-- begin Extracted information --

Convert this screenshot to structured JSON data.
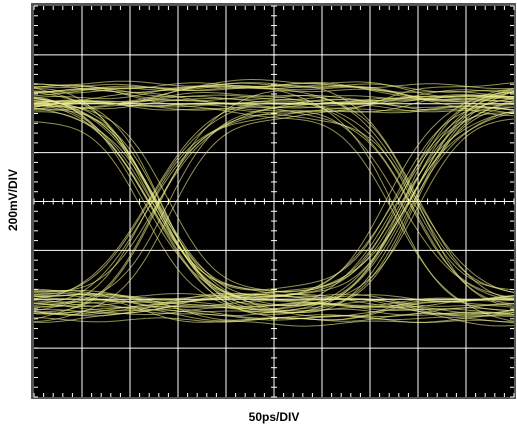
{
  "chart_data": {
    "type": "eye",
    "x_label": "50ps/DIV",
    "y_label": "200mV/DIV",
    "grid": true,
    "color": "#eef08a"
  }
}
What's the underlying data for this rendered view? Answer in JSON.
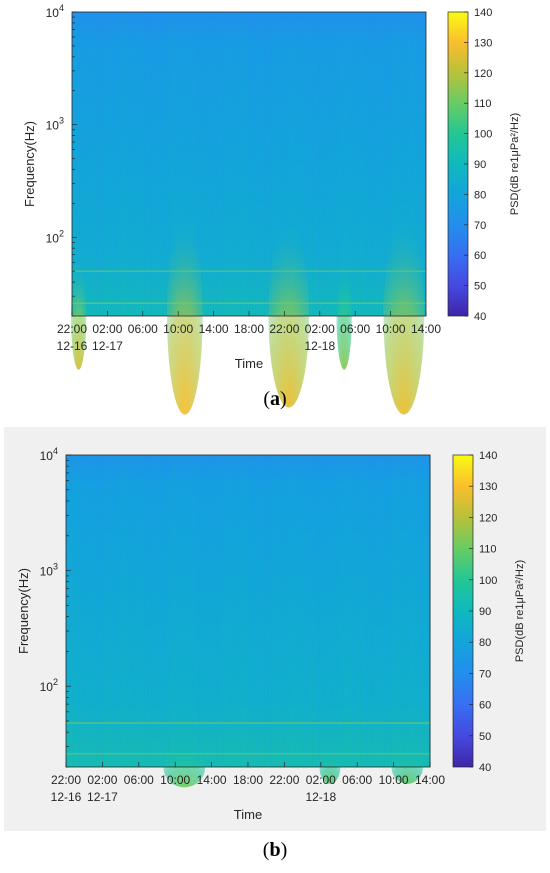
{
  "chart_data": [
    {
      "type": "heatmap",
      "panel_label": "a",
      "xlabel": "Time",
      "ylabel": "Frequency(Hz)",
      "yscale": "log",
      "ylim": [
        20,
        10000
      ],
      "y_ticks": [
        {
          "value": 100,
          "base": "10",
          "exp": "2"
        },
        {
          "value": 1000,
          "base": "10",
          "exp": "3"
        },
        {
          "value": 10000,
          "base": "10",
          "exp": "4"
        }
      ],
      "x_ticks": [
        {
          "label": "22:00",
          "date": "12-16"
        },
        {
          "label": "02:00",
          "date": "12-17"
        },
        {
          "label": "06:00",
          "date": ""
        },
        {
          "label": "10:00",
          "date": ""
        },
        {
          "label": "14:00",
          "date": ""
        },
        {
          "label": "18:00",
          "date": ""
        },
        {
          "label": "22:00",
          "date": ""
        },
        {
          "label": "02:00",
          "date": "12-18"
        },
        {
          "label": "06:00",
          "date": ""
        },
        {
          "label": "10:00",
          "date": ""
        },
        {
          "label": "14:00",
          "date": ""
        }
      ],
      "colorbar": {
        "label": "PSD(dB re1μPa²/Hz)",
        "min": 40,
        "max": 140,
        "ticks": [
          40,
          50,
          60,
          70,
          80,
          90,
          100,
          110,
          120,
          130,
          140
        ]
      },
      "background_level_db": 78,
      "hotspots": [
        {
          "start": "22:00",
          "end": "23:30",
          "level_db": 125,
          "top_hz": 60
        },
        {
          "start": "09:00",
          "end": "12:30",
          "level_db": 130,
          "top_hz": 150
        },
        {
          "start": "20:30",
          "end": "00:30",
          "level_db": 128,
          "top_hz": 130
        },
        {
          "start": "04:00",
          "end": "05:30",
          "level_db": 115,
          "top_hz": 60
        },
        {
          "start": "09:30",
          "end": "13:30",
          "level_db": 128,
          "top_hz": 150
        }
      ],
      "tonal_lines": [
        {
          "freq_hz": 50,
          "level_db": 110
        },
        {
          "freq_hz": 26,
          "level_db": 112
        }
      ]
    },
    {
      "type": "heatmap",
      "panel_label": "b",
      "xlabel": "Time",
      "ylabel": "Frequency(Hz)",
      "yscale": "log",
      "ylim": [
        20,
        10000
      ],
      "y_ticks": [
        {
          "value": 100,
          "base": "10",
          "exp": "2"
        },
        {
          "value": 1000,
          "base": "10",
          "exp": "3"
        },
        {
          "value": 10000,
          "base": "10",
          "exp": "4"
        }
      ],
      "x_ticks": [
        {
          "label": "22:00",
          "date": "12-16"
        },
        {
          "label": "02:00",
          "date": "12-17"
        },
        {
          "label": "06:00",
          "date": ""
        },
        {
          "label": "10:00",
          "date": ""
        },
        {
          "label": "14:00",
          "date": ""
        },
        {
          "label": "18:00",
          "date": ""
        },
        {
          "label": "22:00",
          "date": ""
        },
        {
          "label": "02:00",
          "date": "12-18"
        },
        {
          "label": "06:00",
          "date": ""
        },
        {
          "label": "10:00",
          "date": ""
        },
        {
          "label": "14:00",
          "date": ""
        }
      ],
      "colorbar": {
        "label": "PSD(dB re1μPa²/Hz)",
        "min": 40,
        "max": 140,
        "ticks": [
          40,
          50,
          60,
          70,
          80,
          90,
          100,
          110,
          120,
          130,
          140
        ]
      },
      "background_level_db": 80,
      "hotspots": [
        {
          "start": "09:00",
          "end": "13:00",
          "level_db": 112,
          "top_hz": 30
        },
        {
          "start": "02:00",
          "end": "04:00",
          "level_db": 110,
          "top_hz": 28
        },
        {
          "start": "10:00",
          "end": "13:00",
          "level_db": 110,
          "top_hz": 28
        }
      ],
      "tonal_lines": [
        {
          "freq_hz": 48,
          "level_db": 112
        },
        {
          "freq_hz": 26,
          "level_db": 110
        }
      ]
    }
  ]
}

-- end Extracted information --

**Exercise requirements**. Print the records word for word and exclude any picture they hold.

**The reply**.
Convert this screenshot to structured JSON data.
{
  "chart_data": {
    "type": "eye",
    "x_label": "50ps/DIV",
    "y_label": "200mV/DIV",
    "grid": true,
    "color": "#eef08a"
  }
}
What's the underlying data for this rendered view? Answer in JSON.
{
  "chart_data": [
    {
      "type": "heatmap",
      "panel_label": "a",
      "xlabel": "Time",
      "ylabel": "Frequency(Hz)",
      "yscale": "log",
      "ylim": [
        20,
        10000
      ],
      "y_ticks": [
        {
          "value": 100,
          "base": "10",
          "exp": "2"
        },
        {
          "value": 1000,
          "base": "10",
          "exp": "3"
        },
        {
          "value": 10000,
          "base": "10",
          "exp": "4"
        }
      ],
      "x_ticks": [
        {
          "label": "22:00",
          "date": "12-16"
        },
        {
          "label": "02:00",
          "date": "12-17"
        },
        {
          "label": "06:00",
          "date": ""
        },
        {
          "label": "10:00",
          "date": ""
        },
        {
          "label": "14:00",
          "date": ""
        },
        {
          "label": "18:00",
          "date": ""
        },
        {
          "label": "22:00",
          "date": ""
        },
        {
          "label": "02:00",
          "date": "12-18"
        },
        {
          "label": "06:00",
          "date": ""
        },
        {
          "label": "10:00",
          "date": ""
        },
        {
          "label": "14:00",
          "date": ""
        }
      ],
      "colorbar": {
        "label": "PSD(dB re1μPa²/Hz)",
        "min": 40,
        "max": 140,
        "ticks": [
          40,
          50,
          60,
          70,
          80,
          90,
          100,
          110,
          120,
          130,
          140
        ]
      },
      "background_level_db": 78,
      "hotspots": [
        {
          "start": "22:00",
          "end": "23:30",
          "level_db": 125,
          "top_hz": 60
        },
        {
          "start": "09:00",
          "end": "12:30",
          "level_db": 130,
          "top_hz": 150
        },
        {
          "start": "20:30",
          "end": "00:30",
          "level_db": 128,
          "top_hz": 130
        },
        {
          "start": "04:00",
          "end": "05:30",
          "level_db": 115,
          "top_hz": 60
        },
        {
          "start": "09:30",
          "end": "13:30",
          "level_db": 128,
          "top_hz": 150
        }
      ],
      "tonal_lines": [
        {
          "freq_hz": 50,
          "level_db": 110
        },
        {
          "freq_hz": 26,
          "level_db": 112
        }
      ]
    },
    {
      "type": "heatmap",
      "panel_label": "b",
      "xlabel": "Time",
      "ylabel": "Frequency(Hz)",
      "yscale": "log",
      "ylim": [
        20,
        10000
      ],
      "y_ticks": [
        {
          "value": 100,
          "base": "10",
          "exp": "2"
        },
        {
          "value": 1000,
          "base": "10",
          "exp": "3"
        },
        {
          "value": 10000,
          "base": "10",
          "exp": "4"
        }
      ],
      "x_ticks": [
        {
          "label": "22:00",
          "date": "12-16"
        },
        {
          "label": "02:00",
          "date": "12-17"
        },
        {
          "label": "06:00",
          "date": ""
        },
        {
          "label": "10:00",
          "date": ""
        },
        {
          "label": "14:00",
          "date": ""
        },
        {
          "label": "18:00",
          "date": ""
        },
        {
          "label": "22:00",
          "date": ""
        },
        {
          "label": "02:00",
          "date": "12-18"
        },
        {
          "label": "06:00",
          "date": ""
        },
        {
          "label": "10:00",
          "date": ""
        },
        {
          "label": "14:00",
          "date": ""
        }
      ],
      "colorbar": {
        "label": "PSD(dB re1μPa²/Hz)",
        "min": 40,
        "max": 140,
        "ticks": [
          40,
          50,
          60,
          70,
          80,
          90,
          100,
          110,
          120,
          130,
          140
        ]
      },
      "background_level_db": 80,
      "hotspots": [
        {
          "start": "09:00",
          "end": "13:00",
          "level_db": 112,
          "top_hz": 30
        },
        {
          "start": "02:00",
          "end": "04:00",
          "level_db": 110,
          "top_hz": 28
        },
        {
          "start": "10:00",
          "end": "13:00",
          "level_db": 110,
          "top_hz": 28
        }
      ],
      "tonal_lines": [
        {
          "freq_hz": 48,
          "level_db": 112
        },
        {
          "freq_hz": 26,
          "level_db": 110
        }
      ]
    }
  ]
}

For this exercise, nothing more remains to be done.